WORK TO BE COMPLETED: Lines of the listing that contain "Dienstleistungen" need to be copied.

DATA SUPPLIED:
_ _ _ _

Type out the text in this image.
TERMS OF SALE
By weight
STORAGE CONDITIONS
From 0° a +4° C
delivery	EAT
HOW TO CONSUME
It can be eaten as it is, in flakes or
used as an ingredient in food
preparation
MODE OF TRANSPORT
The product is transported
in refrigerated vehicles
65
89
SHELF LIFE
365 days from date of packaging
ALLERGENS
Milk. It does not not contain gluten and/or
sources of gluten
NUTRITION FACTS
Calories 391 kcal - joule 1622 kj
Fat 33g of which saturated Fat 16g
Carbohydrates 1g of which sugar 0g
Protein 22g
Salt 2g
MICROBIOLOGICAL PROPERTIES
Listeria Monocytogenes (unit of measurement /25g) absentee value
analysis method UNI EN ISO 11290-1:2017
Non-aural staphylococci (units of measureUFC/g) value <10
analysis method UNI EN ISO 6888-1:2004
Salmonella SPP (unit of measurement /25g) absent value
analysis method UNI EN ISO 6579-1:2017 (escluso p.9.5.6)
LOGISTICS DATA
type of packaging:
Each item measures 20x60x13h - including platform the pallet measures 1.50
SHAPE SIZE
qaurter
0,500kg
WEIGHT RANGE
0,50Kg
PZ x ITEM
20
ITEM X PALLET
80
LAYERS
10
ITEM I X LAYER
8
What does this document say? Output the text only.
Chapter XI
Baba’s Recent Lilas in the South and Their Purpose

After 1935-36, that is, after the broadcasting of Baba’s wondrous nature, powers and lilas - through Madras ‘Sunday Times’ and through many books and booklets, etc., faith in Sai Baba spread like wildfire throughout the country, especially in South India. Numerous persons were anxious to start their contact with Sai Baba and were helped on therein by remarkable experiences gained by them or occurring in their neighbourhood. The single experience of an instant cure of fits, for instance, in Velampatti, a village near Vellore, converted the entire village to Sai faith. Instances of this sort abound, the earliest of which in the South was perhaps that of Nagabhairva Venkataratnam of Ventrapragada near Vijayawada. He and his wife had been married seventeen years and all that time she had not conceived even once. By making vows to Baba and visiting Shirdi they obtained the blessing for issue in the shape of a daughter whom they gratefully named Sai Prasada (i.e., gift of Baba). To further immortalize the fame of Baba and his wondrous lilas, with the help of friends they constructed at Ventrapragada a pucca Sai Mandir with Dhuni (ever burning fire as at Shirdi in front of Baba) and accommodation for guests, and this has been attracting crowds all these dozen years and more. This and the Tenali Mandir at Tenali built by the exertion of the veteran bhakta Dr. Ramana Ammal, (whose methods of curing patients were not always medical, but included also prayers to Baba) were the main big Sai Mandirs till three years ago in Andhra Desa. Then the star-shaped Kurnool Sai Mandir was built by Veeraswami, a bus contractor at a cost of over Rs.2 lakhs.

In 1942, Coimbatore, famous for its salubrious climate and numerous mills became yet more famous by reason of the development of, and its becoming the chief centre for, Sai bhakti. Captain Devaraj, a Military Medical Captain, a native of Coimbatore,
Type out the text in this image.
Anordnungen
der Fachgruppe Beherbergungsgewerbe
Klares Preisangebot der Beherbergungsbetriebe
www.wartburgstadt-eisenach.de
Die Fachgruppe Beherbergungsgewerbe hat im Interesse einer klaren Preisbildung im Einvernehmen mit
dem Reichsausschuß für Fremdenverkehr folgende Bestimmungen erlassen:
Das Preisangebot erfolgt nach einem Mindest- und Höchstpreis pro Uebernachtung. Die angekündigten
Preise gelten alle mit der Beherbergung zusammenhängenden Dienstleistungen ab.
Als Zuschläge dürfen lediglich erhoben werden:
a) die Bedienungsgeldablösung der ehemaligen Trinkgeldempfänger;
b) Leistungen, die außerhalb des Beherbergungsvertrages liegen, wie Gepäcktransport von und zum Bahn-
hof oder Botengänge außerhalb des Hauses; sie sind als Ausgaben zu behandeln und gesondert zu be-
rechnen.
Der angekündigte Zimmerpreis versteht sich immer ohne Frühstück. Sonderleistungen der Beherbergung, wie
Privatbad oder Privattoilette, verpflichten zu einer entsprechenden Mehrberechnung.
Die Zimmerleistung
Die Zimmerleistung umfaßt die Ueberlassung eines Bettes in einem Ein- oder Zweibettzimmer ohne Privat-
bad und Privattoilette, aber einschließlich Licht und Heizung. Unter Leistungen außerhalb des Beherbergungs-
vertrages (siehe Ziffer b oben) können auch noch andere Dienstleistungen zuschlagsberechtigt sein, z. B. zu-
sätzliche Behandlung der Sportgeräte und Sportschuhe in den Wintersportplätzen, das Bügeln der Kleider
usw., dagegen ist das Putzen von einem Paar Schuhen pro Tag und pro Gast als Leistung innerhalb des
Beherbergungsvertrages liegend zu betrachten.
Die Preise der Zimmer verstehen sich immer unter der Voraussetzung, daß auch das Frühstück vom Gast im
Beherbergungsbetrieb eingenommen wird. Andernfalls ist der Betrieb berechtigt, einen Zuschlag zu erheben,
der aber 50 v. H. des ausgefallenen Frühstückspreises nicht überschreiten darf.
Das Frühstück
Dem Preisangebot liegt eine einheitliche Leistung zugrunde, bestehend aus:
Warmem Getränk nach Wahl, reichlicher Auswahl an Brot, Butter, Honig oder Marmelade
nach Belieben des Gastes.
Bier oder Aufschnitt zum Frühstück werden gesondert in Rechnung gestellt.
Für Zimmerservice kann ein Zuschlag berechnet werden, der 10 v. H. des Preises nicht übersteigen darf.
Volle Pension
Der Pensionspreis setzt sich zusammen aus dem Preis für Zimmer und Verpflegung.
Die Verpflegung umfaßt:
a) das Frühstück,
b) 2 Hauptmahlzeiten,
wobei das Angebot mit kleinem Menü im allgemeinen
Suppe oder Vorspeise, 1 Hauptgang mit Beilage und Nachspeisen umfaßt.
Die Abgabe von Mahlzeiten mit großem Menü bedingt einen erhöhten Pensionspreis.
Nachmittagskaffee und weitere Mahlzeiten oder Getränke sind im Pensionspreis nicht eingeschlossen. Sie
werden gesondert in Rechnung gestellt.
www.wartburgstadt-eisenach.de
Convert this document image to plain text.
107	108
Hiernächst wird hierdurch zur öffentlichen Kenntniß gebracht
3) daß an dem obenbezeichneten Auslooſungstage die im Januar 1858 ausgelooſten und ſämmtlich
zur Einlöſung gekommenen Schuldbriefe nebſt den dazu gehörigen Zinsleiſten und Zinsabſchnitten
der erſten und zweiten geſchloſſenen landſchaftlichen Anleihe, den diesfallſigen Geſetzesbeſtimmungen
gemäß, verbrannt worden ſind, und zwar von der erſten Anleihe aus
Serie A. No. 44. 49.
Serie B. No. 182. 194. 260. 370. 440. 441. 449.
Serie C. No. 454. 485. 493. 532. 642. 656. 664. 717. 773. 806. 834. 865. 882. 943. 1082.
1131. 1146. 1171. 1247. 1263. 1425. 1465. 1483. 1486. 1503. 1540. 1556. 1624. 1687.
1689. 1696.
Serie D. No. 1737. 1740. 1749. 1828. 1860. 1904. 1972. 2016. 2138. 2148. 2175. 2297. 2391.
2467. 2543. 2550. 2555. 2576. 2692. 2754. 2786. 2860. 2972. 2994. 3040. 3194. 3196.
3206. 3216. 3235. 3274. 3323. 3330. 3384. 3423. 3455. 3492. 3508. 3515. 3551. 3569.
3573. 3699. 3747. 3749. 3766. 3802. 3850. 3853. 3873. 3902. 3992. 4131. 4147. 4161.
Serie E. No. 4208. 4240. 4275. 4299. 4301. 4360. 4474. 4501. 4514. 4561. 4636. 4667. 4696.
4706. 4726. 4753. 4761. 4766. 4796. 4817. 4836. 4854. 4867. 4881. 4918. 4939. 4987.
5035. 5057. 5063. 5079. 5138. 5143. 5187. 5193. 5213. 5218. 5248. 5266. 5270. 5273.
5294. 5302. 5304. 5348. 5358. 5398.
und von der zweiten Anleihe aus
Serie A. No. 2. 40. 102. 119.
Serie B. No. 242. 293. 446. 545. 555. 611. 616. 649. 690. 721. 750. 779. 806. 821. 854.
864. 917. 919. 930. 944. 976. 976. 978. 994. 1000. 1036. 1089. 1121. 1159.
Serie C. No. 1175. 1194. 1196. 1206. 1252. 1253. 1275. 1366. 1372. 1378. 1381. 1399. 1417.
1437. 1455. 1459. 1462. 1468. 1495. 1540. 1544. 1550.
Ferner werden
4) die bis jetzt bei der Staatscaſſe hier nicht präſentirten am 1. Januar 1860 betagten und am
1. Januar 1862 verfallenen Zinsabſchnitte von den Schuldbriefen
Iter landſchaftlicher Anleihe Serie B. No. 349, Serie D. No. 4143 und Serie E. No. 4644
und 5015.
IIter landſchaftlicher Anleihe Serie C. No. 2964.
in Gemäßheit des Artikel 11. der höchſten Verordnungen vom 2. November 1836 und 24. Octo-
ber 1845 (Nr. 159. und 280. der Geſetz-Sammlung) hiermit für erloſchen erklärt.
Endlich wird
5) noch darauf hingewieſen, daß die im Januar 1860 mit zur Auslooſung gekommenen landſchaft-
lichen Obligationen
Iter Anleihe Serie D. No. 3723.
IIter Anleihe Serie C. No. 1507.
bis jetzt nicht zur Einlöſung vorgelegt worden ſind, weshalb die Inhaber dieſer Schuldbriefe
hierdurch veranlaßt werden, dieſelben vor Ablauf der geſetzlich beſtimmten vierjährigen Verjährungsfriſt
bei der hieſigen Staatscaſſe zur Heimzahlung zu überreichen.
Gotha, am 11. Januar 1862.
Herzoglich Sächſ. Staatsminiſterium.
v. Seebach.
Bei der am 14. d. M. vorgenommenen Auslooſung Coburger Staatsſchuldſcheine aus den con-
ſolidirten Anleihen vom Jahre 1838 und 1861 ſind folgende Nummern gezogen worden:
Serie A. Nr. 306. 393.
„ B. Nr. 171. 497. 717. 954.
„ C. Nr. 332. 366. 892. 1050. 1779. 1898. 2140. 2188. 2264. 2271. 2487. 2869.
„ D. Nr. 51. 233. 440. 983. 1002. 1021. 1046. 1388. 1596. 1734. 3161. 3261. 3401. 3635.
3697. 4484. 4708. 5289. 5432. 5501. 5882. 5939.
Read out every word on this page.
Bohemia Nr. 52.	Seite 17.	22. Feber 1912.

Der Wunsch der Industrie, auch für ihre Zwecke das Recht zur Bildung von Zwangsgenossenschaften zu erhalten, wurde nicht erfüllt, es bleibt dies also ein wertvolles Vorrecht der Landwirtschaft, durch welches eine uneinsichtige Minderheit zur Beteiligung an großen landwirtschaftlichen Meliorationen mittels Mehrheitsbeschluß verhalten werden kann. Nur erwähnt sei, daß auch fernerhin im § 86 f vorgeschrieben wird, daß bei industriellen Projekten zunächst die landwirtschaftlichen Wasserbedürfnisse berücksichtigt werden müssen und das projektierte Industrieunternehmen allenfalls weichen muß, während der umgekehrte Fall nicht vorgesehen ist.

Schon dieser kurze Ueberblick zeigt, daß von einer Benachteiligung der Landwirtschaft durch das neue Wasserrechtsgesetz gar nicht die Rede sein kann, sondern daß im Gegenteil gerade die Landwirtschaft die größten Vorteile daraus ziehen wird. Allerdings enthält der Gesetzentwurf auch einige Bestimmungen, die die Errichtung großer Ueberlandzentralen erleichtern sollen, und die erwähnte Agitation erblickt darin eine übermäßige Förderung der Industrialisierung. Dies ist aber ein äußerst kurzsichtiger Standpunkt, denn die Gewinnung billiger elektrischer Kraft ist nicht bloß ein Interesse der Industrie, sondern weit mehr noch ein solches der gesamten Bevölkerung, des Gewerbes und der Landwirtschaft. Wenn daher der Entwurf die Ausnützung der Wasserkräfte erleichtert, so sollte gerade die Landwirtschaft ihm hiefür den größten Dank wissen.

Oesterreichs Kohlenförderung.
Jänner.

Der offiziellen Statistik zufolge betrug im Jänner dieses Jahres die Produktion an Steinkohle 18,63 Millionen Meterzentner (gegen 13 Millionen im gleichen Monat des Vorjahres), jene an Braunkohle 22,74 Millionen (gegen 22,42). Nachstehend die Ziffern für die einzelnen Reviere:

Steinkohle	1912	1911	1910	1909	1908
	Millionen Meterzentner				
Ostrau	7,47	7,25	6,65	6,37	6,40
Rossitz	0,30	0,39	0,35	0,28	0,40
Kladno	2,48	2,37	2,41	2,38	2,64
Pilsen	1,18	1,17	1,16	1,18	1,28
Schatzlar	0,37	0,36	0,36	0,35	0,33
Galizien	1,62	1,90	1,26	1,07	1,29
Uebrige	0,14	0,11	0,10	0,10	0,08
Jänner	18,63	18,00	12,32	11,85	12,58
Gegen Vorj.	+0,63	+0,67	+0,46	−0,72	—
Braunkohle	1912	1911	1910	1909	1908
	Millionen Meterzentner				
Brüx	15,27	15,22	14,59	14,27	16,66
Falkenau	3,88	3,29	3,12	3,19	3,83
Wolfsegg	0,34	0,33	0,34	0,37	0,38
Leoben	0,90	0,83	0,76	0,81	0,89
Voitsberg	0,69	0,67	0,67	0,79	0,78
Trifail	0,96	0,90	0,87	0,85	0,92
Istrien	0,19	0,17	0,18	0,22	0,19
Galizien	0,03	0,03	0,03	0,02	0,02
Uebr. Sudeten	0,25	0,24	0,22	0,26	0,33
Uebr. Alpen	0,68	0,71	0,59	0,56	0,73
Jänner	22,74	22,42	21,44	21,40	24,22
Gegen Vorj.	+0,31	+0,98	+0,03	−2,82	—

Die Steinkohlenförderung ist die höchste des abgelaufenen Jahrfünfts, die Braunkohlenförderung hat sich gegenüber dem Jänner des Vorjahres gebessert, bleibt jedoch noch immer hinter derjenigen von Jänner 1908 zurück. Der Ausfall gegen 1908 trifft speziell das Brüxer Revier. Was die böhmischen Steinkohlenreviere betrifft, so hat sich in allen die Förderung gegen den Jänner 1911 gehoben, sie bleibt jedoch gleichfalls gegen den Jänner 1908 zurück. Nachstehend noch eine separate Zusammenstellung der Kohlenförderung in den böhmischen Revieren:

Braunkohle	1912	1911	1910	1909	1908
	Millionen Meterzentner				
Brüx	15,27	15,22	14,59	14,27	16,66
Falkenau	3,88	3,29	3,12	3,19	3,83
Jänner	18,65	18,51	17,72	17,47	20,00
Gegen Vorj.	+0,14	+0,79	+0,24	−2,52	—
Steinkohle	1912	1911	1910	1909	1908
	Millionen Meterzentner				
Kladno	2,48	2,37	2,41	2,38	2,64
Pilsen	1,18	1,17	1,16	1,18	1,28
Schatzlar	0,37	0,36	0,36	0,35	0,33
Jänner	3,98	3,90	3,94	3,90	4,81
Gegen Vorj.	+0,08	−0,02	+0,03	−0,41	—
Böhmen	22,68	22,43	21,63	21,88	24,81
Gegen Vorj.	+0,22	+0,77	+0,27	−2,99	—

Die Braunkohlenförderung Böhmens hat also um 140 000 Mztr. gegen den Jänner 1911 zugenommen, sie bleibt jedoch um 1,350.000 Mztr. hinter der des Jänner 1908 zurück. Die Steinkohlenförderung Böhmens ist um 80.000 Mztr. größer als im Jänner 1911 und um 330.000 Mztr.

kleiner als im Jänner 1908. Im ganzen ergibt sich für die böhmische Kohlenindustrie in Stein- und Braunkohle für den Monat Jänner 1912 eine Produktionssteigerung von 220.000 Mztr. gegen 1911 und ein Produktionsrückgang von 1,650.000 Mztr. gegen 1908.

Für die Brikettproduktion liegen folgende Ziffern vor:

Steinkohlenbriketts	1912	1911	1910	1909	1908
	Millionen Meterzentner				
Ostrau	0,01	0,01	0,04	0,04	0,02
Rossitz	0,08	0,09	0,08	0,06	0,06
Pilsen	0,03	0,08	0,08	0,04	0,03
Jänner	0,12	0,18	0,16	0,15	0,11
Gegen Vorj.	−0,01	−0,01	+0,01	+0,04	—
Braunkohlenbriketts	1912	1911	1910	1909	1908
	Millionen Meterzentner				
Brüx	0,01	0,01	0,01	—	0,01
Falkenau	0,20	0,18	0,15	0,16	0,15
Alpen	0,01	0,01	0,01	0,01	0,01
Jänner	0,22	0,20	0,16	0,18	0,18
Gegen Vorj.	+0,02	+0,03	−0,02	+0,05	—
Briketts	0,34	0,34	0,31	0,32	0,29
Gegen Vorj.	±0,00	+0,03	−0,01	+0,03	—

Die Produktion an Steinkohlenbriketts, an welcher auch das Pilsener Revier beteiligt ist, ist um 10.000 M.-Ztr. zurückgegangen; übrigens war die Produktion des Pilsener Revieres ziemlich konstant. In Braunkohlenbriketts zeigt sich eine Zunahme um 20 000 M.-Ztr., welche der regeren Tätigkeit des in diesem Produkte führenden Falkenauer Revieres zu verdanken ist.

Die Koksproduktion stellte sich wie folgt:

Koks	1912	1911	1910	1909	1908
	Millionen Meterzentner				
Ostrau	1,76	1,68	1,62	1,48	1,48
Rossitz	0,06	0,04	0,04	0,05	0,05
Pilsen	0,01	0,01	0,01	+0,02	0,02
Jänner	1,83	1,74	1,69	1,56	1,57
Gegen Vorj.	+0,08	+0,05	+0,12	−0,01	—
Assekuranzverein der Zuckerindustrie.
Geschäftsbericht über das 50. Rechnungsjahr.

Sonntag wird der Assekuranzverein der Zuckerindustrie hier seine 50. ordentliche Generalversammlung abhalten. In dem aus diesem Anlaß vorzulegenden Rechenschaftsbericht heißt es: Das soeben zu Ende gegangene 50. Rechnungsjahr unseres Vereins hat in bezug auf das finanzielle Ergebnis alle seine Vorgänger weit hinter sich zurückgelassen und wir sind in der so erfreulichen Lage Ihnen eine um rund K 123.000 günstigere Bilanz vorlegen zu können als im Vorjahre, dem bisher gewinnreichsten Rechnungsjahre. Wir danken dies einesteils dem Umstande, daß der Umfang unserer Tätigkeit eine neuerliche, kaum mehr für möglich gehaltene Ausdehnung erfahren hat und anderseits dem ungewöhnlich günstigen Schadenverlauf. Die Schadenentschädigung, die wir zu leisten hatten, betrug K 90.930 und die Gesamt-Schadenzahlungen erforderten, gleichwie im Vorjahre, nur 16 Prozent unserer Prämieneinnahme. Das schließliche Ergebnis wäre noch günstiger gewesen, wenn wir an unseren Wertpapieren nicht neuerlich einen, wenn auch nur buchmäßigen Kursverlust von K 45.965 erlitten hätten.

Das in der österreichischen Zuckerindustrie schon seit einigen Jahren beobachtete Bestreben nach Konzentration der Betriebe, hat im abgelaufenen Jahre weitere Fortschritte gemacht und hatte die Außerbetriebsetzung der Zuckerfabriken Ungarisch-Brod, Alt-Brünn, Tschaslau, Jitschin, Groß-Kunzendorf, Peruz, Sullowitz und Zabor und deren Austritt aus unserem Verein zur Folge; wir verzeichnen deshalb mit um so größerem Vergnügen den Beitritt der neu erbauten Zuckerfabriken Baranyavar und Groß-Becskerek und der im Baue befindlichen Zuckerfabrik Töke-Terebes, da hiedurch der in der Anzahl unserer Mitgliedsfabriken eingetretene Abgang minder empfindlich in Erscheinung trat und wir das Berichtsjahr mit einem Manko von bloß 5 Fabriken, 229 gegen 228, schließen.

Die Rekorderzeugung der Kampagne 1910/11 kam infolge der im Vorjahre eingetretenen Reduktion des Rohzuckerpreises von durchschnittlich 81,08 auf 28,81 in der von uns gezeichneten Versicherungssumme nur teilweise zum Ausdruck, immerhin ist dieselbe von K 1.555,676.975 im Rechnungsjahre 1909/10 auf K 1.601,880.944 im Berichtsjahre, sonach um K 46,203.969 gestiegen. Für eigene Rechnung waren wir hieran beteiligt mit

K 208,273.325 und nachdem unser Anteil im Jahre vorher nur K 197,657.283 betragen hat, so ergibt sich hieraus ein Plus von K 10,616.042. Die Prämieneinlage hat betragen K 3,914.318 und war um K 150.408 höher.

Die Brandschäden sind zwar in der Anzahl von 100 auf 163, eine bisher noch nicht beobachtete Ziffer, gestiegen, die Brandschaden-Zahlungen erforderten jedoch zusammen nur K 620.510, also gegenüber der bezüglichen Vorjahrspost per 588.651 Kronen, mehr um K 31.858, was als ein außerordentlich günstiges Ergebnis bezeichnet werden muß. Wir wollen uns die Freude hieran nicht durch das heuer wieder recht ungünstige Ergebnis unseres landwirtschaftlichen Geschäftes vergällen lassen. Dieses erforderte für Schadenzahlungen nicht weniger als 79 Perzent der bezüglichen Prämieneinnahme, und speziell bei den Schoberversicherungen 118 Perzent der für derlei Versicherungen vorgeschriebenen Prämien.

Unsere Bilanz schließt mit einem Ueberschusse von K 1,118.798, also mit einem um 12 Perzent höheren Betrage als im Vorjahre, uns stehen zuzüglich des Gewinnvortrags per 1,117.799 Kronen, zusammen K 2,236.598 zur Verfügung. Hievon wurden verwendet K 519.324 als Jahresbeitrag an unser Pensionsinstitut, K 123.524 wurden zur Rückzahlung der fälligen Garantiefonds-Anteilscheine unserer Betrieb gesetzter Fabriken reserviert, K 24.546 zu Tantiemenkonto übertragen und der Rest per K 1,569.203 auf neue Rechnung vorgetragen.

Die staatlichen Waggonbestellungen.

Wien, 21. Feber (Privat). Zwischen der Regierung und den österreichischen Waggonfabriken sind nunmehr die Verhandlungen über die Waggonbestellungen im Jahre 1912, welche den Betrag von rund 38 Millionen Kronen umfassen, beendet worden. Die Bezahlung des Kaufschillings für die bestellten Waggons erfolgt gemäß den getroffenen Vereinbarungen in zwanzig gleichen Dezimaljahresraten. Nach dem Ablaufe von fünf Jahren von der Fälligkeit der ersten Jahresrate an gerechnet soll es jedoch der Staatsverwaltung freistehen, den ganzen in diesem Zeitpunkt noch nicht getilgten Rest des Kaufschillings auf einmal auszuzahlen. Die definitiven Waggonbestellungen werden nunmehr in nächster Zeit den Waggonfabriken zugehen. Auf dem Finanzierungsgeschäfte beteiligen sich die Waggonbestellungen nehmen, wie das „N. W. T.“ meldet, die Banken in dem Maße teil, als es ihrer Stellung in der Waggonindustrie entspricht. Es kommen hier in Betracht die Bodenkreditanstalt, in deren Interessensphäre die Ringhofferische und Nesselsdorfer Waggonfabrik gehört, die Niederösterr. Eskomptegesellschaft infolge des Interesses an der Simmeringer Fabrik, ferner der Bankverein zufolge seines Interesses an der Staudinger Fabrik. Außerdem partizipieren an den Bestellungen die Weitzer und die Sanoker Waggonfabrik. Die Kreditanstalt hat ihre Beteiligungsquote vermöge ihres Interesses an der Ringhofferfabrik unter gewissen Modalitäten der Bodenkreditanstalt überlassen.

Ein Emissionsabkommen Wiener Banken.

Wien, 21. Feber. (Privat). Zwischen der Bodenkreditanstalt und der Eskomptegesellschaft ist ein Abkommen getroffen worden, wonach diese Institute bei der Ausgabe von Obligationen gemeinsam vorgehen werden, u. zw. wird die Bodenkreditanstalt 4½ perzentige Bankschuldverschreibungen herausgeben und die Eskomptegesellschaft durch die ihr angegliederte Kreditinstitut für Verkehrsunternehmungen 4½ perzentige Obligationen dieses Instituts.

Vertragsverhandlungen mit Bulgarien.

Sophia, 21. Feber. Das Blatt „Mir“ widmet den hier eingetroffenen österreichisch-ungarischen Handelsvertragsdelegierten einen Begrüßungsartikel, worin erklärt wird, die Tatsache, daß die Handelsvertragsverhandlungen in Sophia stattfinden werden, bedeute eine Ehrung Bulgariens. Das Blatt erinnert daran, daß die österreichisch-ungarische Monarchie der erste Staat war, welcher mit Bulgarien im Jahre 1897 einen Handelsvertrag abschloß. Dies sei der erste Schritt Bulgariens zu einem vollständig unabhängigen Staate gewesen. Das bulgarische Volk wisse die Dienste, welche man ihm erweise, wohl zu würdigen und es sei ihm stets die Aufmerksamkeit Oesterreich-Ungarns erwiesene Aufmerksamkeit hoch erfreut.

_ _ _ _

EXERCISE OUTPUT:
Preise gelten alle mit der Beherbergung zusammenhängenden Dienstleistungen ab.
vertrages (siehe Ziffer b oben) können auch noch andere Dienstleistungen zuschlagsberechtigt sein, z. B. zu-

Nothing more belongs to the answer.